--- start of Entries shown ---

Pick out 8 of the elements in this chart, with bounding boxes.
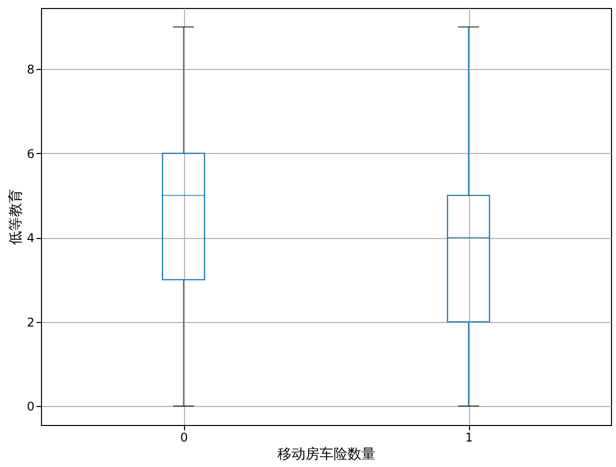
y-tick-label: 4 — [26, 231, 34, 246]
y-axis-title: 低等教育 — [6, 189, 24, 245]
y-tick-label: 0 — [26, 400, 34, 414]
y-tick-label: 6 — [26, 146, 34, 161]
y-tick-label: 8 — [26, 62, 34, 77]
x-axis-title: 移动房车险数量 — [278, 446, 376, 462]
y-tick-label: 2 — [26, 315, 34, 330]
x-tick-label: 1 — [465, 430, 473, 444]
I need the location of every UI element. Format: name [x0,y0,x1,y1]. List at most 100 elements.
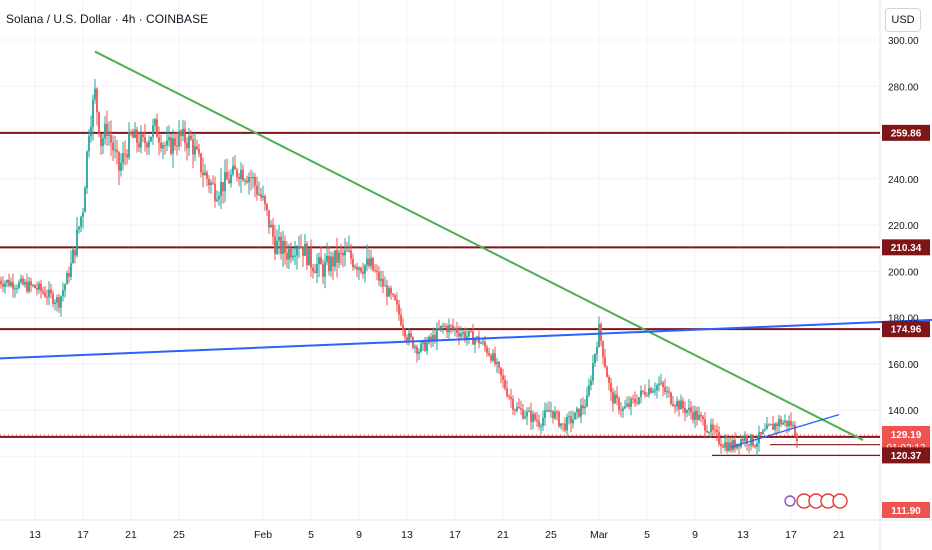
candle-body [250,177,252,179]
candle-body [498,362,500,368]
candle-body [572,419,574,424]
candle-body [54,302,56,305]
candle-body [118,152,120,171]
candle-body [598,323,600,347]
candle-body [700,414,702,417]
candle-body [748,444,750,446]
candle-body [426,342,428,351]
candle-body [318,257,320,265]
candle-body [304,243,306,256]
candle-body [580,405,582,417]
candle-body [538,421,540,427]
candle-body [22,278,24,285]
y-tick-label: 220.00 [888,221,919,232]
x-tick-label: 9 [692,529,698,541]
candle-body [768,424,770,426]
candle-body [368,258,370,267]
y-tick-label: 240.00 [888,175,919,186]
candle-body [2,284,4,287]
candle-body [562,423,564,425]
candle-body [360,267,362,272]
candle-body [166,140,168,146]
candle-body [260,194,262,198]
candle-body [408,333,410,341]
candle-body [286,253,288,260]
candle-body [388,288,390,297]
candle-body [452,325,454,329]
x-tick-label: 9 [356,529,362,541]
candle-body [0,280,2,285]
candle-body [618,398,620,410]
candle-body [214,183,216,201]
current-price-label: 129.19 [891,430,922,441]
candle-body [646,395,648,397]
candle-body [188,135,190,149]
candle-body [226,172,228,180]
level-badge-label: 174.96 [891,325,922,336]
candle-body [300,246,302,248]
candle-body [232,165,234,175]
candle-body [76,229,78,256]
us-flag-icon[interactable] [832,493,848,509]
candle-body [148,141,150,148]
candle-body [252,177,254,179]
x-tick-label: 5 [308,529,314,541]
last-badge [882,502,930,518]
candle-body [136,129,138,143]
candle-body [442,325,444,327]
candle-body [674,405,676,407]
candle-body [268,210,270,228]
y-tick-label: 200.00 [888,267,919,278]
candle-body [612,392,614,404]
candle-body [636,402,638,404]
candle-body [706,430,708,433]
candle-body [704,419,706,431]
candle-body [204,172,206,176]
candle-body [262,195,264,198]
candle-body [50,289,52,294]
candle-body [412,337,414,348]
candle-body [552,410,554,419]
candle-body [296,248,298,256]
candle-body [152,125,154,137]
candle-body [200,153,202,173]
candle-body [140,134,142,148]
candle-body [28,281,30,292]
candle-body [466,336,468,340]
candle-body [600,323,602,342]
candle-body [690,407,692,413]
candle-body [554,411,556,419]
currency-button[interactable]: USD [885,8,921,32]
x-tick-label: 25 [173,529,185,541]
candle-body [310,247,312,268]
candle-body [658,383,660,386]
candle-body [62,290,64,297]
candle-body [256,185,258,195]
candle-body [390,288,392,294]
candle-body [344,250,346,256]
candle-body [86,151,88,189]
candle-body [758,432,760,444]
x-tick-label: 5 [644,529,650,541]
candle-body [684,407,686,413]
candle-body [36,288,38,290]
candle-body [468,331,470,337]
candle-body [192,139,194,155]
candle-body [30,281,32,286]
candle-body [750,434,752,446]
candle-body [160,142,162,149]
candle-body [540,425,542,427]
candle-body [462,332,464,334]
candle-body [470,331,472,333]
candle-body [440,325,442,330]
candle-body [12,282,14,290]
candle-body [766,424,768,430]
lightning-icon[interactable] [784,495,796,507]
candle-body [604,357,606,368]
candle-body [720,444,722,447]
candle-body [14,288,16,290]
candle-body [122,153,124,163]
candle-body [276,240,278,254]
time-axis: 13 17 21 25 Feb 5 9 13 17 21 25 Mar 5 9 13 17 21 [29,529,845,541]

--- end of Entries shown ---
--- start of Entries shown ---

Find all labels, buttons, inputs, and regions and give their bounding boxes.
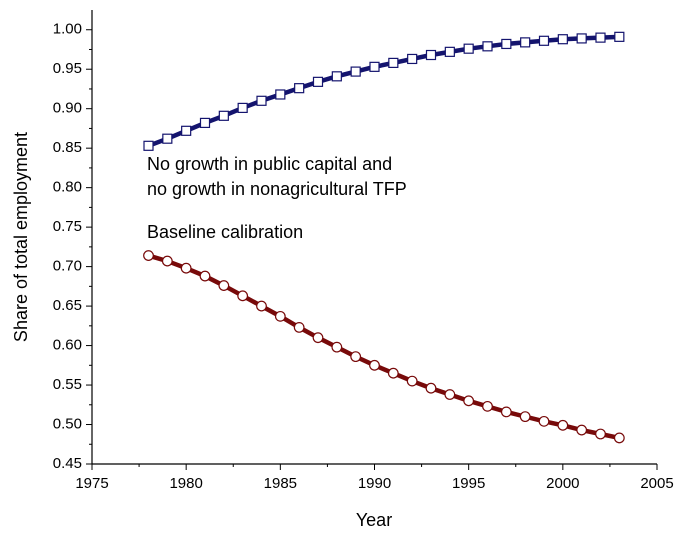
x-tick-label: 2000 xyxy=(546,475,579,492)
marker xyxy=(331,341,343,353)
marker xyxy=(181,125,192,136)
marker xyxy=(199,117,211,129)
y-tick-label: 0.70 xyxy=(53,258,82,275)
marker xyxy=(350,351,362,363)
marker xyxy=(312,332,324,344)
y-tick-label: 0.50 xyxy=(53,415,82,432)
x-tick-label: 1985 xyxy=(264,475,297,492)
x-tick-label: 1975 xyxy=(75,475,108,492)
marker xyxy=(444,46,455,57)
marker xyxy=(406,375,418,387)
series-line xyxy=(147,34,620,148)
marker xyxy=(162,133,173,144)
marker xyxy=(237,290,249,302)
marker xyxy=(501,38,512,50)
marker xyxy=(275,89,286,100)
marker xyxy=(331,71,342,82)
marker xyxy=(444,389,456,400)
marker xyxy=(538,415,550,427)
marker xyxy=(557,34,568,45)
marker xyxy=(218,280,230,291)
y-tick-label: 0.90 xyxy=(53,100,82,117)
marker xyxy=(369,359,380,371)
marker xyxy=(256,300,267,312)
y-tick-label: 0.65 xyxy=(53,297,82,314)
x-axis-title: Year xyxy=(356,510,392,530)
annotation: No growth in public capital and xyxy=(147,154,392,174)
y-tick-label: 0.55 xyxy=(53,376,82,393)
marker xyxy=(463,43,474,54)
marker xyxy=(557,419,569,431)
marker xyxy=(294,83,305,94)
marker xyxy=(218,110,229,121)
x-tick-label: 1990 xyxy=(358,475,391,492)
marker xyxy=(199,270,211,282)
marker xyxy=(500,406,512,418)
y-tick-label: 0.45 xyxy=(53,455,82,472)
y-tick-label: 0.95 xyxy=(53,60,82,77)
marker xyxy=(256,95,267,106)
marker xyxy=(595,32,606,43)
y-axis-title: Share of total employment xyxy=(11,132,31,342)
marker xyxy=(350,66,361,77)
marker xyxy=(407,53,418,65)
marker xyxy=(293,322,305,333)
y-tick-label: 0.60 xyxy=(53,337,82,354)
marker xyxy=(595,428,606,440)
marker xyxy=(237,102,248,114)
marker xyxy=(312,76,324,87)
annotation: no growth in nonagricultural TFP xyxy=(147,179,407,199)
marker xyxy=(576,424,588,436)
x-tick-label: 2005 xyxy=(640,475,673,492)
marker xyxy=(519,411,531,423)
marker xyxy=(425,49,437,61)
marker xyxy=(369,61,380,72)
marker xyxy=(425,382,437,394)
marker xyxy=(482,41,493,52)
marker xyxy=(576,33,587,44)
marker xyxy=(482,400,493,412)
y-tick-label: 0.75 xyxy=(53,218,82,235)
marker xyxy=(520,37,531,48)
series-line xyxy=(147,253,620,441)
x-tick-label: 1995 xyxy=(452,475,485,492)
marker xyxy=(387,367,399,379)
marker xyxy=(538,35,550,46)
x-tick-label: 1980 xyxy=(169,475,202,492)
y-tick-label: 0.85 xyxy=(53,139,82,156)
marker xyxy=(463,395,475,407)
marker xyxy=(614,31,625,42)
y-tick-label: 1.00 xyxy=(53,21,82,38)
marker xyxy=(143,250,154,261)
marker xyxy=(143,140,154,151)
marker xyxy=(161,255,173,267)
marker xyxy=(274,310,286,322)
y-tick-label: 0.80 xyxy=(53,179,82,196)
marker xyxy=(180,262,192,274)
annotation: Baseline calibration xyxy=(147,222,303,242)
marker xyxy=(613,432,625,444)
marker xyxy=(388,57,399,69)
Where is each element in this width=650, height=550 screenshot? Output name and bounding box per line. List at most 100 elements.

--- end of Entries shown ---
--- start of Entries shown ---

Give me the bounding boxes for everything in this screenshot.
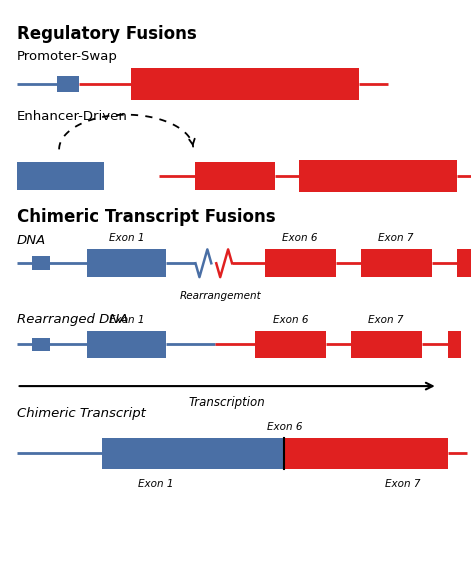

--- end of Entries shown ---

Exercise objective =
From the data above, pull out every line from the one containing "Pick out 8 of" down to the one containing "x-tick-label: 1 — [465, 430, 473, 444]", both included, and reproduce each without any change. Leave the picture out of your answer.

Finished exercise =
Pick out 8 of the elements in this chart, with bounding boxes.
y-tick-label: 4 — [26, 231, 34, 246]
y-axis-title: 低等教育 — [6, 189, 24, 245]
y-tick-label: 0 — [26, 400, 34, 414]
y-tick-label: 6 — [26, 146, 34, 161]
y-tick-label: 8 — [26, 62, 34, 77]
x-axis-title: 移动房车险数量 — [278, 446, 376, 462]
y-tick-label: 2 — [26, 315, 34, 330]
x-tick-label: 1 — [465, 430, 473, 444]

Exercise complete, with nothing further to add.